TEXTAUSZUG —
BAG: Ablösung kollektivrechtlicher Regelungen nach Transformation ins Individualarbeitsrecht aufgrund Betriebsübergang
Für den Betrieb des Klägers hatten die Betriebsparteien (Gesamtbetriebsrat und Arbeitgeber) eine Altersversorgungsordnung im Rahmen einer Betriebsvereinbarung abgeschlossen. Das Beschäftigungsverhältnis des Klägers bestand bereits seit dem 01.01.1987, die Gesamtbetriebsvereinbarung wurde 1992 geschlossen. In der Gesamtbetriebsvereinbarung war unter anderem eine Altersrente in Abhängigkeit von Dienstzeit und pensionsfähigem Einkommen geregelt. In der Folge kam es zu zwei Betriebsübergängen und schließlich wurde die Arbeitgeberin des Klägers 2013 auf die jetzige Beklagte verschmolzen. Der Betrieb wurde dabei vollständig in den Betrieb der Beklagten integriert.

AUFGABEN —
1 > Kannst du in den Datensätzen die Zeilen von der Zeile mit „node-leaf-return-books: 归还图书: [982, 437, 1040, 735]“ bis einschließlich der Zeile mit „node-label: 图书管理系统: [445, 30, 601, 57]“ wortgetreu wiedergeben? Beginne bei der ersten und höre nach der zweiten auf.
2 > Wie könnte der Text über die BAG-Entscheidung zur betrieblichen Altersversorgung nach dem Betriebsübergang weitergehen? Schreibe ihn ab seinem letzten Satz fort.

DATENSÄTZE —
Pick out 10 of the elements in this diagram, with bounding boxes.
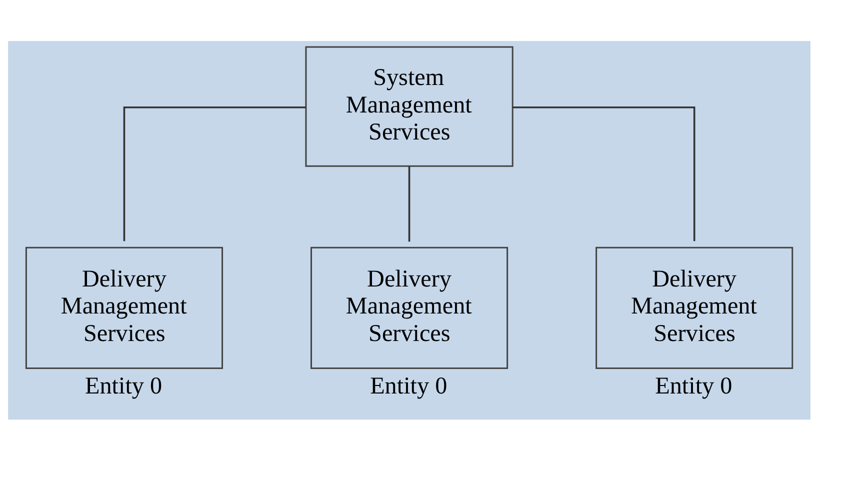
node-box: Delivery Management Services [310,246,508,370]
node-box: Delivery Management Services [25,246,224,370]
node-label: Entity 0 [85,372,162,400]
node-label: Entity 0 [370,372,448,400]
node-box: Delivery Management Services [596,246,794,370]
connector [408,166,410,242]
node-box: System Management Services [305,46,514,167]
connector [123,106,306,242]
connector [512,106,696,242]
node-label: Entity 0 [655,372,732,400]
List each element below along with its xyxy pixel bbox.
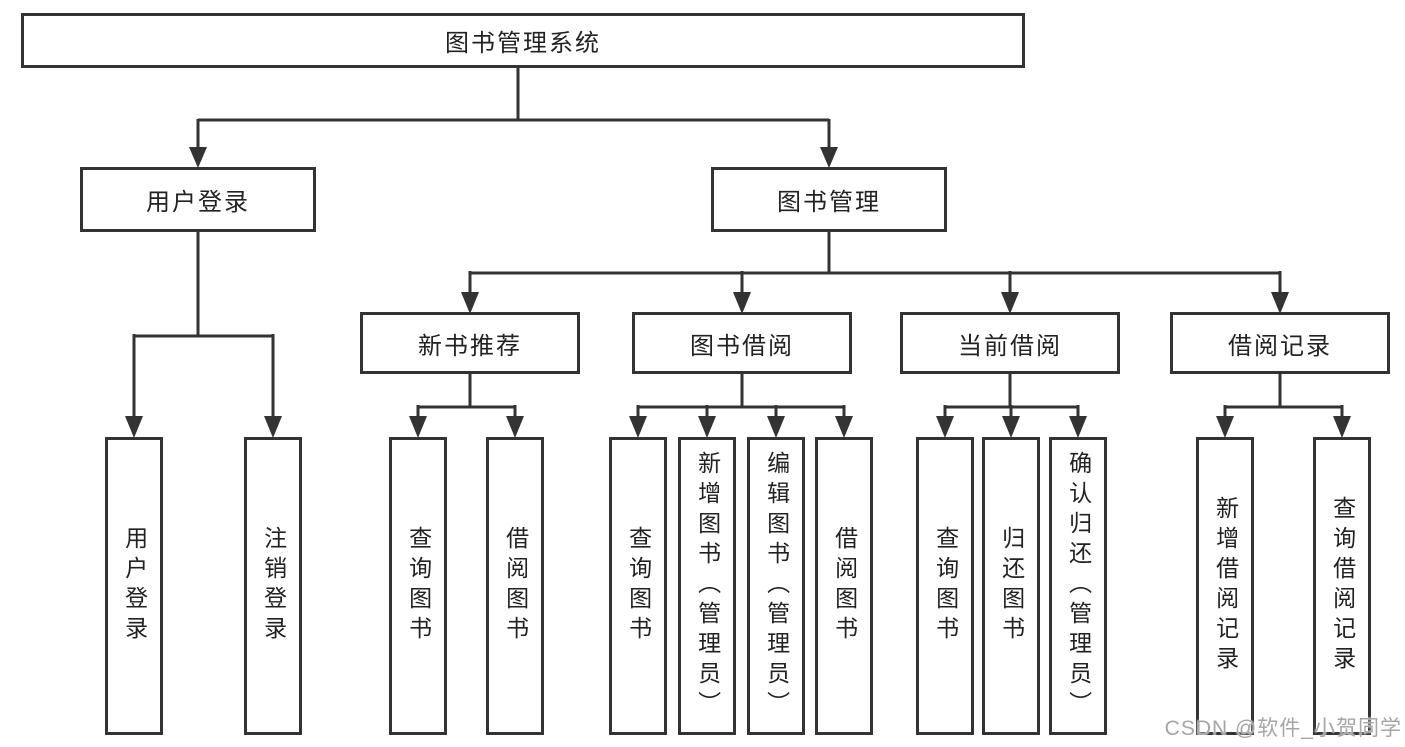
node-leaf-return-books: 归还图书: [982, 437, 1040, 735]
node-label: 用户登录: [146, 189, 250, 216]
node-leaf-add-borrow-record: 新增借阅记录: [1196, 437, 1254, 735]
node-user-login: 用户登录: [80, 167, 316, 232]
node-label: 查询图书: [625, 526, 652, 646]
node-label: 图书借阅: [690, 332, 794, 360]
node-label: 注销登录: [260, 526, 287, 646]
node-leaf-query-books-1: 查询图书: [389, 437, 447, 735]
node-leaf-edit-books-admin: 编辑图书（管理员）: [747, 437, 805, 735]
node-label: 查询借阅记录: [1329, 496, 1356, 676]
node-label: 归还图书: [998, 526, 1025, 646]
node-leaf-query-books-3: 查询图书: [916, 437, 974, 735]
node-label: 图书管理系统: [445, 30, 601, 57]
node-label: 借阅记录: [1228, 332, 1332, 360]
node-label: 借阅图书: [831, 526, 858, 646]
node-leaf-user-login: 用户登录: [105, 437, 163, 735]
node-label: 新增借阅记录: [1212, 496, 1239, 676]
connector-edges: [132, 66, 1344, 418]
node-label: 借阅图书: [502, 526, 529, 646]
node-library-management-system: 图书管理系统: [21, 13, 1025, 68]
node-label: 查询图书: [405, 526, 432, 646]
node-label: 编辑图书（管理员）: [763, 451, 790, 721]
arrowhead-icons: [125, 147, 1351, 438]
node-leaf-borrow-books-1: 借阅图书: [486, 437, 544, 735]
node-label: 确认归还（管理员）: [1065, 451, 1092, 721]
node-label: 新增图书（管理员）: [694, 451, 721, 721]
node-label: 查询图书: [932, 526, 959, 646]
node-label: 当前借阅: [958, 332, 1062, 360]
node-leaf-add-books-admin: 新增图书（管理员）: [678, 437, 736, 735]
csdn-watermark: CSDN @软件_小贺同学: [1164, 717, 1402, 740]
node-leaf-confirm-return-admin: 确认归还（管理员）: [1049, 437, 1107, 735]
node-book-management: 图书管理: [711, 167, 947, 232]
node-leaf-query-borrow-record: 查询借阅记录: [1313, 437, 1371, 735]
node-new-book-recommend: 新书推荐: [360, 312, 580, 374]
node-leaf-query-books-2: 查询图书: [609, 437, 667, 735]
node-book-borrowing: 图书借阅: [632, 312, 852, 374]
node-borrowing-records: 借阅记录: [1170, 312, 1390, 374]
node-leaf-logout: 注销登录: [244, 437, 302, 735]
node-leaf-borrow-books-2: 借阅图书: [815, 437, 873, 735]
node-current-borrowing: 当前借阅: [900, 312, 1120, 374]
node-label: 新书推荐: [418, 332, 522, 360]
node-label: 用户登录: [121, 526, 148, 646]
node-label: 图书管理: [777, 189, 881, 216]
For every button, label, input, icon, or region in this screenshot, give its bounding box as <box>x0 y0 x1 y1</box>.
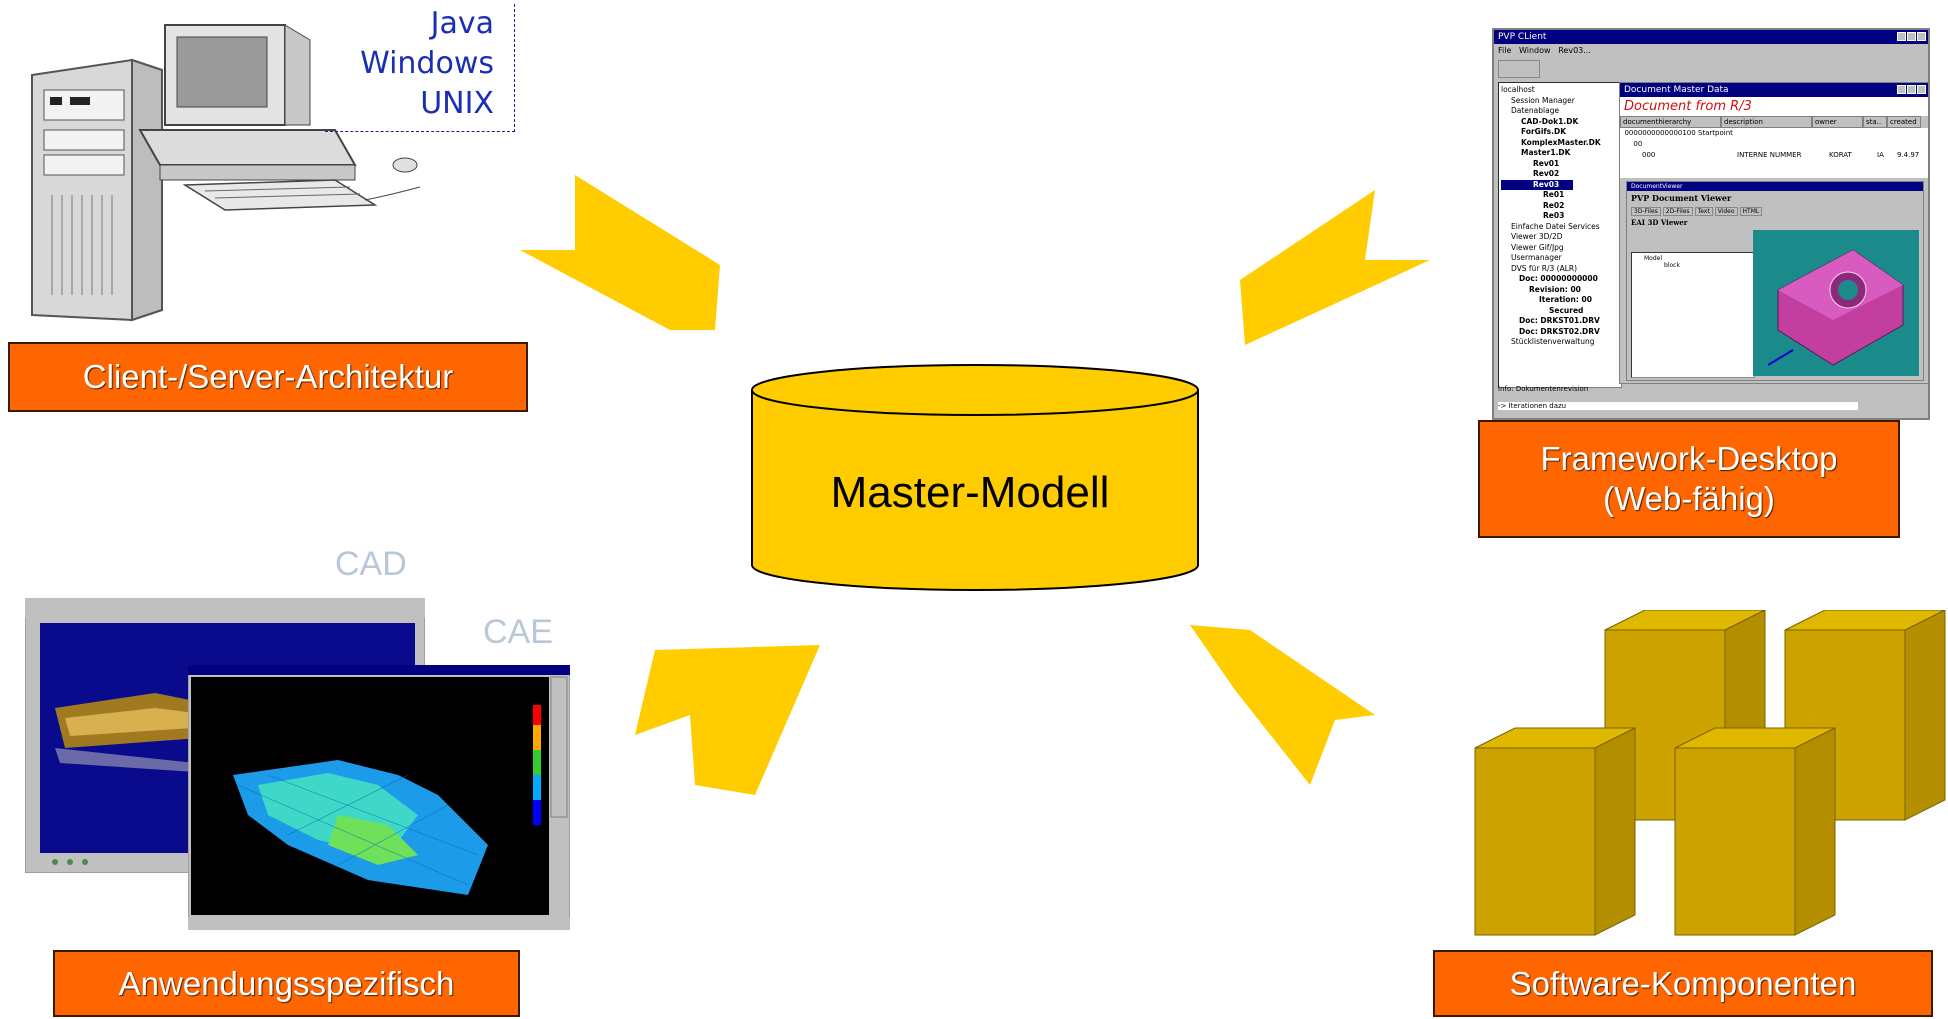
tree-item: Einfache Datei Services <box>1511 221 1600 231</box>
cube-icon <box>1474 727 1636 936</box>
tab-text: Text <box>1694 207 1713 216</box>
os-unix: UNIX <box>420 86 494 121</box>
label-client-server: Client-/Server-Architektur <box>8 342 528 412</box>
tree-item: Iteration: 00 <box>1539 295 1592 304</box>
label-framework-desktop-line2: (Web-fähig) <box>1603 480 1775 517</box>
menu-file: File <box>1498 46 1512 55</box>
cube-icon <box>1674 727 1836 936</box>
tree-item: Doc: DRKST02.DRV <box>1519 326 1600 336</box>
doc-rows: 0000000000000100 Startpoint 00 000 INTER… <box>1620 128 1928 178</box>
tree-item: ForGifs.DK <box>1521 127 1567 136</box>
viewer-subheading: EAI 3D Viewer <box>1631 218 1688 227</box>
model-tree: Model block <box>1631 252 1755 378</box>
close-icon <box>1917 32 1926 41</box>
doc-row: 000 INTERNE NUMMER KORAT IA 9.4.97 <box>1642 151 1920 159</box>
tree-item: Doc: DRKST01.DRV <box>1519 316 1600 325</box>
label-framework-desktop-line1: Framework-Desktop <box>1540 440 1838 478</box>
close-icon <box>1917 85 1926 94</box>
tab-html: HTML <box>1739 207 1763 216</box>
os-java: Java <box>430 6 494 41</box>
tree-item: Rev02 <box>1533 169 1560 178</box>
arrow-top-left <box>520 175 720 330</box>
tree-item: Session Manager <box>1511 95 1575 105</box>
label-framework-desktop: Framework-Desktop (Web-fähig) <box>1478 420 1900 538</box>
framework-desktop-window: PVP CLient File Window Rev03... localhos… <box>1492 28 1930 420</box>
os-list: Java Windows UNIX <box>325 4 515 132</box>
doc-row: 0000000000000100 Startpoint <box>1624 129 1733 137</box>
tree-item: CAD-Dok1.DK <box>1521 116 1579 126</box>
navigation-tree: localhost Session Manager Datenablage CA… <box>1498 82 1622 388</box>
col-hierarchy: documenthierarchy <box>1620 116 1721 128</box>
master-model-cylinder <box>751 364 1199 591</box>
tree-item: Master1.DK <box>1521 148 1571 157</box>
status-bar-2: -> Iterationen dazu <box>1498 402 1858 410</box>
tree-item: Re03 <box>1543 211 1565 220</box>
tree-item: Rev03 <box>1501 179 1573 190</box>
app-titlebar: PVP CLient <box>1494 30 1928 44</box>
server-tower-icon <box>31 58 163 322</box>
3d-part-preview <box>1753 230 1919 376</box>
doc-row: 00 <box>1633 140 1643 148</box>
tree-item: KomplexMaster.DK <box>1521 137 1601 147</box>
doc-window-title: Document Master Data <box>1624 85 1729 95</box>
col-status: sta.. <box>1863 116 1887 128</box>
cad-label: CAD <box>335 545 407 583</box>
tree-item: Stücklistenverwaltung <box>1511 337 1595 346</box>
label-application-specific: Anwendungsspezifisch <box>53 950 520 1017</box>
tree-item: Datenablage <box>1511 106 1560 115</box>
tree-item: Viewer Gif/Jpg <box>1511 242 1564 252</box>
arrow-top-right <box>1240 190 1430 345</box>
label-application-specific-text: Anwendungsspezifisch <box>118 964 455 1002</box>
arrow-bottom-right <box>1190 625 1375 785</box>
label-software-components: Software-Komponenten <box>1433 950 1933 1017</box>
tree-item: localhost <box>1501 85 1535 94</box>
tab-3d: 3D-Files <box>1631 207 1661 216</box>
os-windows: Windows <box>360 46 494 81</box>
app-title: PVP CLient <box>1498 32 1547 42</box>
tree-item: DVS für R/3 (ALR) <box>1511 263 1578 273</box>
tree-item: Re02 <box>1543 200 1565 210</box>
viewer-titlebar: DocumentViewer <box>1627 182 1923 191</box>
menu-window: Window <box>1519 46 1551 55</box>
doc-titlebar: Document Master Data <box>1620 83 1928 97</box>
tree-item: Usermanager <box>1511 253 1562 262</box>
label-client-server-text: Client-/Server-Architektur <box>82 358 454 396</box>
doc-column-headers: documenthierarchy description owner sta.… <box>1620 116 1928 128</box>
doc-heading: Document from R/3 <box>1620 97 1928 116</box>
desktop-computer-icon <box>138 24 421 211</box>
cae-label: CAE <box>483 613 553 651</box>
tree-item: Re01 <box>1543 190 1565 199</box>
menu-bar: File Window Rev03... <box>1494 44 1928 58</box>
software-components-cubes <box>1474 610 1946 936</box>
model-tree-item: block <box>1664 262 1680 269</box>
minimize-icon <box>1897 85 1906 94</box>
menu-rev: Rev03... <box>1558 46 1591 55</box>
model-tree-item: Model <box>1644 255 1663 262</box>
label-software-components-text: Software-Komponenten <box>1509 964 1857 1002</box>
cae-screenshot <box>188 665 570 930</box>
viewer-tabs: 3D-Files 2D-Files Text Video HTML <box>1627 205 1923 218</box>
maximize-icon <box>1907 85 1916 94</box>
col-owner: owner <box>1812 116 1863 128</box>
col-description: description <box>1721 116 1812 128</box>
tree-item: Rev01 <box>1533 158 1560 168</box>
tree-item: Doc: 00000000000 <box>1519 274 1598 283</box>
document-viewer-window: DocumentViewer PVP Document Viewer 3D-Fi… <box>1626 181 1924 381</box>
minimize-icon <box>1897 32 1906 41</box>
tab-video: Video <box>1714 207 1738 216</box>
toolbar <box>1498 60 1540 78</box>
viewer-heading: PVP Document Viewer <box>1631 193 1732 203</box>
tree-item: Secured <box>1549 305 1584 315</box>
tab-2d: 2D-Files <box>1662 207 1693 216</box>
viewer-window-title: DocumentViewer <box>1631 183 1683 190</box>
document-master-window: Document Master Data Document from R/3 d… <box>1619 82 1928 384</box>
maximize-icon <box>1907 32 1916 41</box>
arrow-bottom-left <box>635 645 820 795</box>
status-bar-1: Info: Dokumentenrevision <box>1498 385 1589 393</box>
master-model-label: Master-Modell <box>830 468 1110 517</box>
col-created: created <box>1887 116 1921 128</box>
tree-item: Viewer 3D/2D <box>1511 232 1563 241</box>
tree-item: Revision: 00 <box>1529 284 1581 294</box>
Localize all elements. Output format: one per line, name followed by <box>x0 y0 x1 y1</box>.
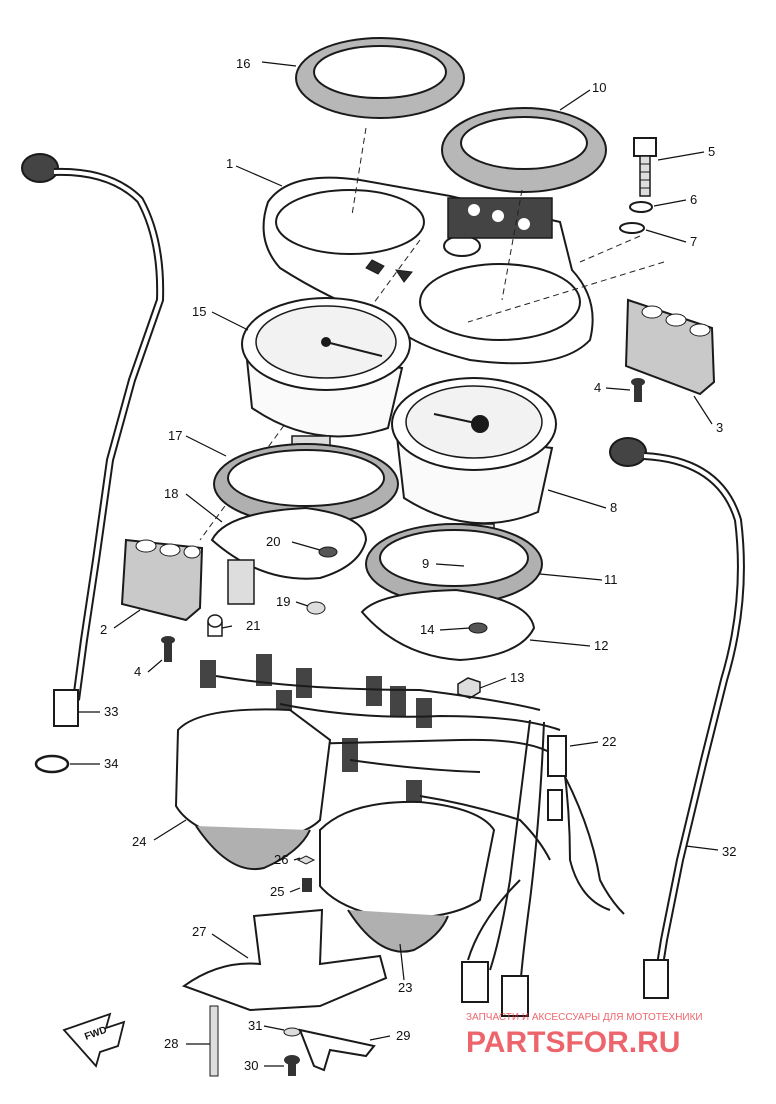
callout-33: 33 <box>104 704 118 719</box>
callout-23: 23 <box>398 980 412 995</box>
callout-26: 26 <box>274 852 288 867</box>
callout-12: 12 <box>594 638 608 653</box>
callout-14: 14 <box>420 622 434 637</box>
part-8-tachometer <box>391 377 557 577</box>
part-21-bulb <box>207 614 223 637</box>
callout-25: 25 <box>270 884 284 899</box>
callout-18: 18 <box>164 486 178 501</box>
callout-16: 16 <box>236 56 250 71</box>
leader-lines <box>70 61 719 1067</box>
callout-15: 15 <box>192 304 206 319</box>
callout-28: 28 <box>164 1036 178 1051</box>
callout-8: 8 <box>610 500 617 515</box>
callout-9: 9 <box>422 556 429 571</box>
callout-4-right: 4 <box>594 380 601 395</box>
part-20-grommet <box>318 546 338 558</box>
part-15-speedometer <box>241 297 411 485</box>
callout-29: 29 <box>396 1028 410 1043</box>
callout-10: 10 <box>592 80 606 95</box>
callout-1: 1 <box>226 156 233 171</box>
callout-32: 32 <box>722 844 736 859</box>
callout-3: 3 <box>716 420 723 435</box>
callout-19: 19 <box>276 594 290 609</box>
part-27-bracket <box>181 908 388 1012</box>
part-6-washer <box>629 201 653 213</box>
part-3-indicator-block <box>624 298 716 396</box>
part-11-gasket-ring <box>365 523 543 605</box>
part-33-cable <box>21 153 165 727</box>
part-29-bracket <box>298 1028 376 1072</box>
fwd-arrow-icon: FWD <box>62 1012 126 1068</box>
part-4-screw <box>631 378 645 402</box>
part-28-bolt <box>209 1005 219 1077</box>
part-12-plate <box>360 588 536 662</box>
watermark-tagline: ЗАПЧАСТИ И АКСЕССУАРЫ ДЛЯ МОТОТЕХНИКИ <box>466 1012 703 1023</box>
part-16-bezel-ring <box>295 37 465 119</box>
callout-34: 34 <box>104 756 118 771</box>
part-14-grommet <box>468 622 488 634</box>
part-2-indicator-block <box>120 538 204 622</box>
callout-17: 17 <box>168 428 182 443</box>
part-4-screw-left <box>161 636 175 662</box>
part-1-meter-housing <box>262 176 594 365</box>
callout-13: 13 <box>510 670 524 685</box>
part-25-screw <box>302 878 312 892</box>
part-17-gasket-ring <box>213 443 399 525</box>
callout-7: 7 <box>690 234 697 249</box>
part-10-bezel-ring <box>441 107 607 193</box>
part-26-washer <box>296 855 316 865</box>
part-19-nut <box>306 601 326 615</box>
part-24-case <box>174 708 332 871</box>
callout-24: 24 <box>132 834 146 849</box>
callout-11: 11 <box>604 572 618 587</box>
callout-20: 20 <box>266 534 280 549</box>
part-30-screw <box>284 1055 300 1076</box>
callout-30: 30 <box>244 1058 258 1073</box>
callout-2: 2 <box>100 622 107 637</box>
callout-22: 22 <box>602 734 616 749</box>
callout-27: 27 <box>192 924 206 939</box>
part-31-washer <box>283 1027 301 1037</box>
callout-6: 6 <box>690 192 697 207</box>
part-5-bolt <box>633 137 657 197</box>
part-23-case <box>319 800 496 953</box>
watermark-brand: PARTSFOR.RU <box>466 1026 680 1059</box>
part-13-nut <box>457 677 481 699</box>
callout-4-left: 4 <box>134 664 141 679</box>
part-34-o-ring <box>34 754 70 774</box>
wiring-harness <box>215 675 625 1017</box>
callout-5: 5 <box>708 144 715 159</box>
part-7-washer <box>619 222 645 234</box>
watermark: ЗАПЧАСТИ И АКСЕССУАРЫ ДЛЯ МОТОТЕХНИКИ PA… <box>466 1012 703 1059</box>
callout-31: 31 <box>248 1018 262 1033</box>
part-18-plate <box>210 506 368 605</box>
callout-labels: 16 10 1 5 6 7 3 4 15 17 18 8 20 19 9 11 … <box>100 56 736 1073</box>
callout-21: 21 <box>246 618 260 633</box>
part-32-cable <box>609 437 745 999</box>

ERWARTETE ANTWORTEN —
1 >
node-leaf-return-books: 归还图书: [982, 437, 1040, 735]
node-label: 用户登录: [146, 189, 250, 216]
node-leaf-add-borrow-record: 新增借阅记录: [1196, 437, 1254, 735]
node-user-login: 用户登录: [80, 167, 316, 232]
node-label: 查询图书: [625, 526, 652, 646]
node-label: 图书借阅: [690, 332, 794, 360]
node-label: 注销登录: [260, 526, 287, 646]
node-leaf-query-books-1: 查询图书: [389, 437, 447, 735]
node-leaf-edit-books-admin: 编辑图书（管理员）: [747, 437, 805, 735]
node-label: 查询借阅记录: [1329, 496, 1356, 676]
node-label: 归还图书: [998, 526, 1025, 646]
node-leaf-query-books-3: 查询图书: [916, 437, 974, 735]
node-label: 图书管理系统: [445, 30, 601, 57]

2 >
Die aktuellen Betriebsparteien vereinbarten einen Sozialplan, nach dem im Versorgungskonto für die bis zum 30.05.2013 nach der in 1992 geschlossenen Betriebsvereinbarung entstandenen Versorgungsanwartschaften ein Initialbaustein sowie weitere Bausteine gutzuschreiben sind. Der Kläger vertritt die Auffassung, dass sich seine betriebliche Altersversorgung weiterhin ausschließlich nach der bei der Betriebsvorgängerin in 1992 geschlossenen Gesamtbetriebsvereinbarung richtet. Nachdem bereits die beiden ersten Instanzen die Klage abgewiesen hatten, hat auch die Revision des Klägers keinen Erfolg.
Dabei hat das Bundesarbeitsgericht die Zurückweisung der Revision wesentlich darauf gestützt, dass Normen einer Betriebsvereinbarung, die infolge eines Betriebsübergangs nach § 613a I 2 BGB in das Arbeitsverhältnis mit dem Erwerber transformiert worden sind, auch bei einem nachfolgenden Betriebsübergang nur auf der Grundlage von § 613a I 2 BGB für das auf den weiteren Erwerber übergegangene Arbeitsverhältnis zur Anwendung gelangen.
Demnach behalten transformierte Normen auch beim Erwerber ihren kollektivrechtlichen Charakter und sind daher gemäß § 613a I 3 BGB einer Neuregelung durch eine ablösende Betriebsvereinbarung, in diesem Fall durch den zwischen dem Betriebsparteien vereinbarten Sozialplan, zugänglich.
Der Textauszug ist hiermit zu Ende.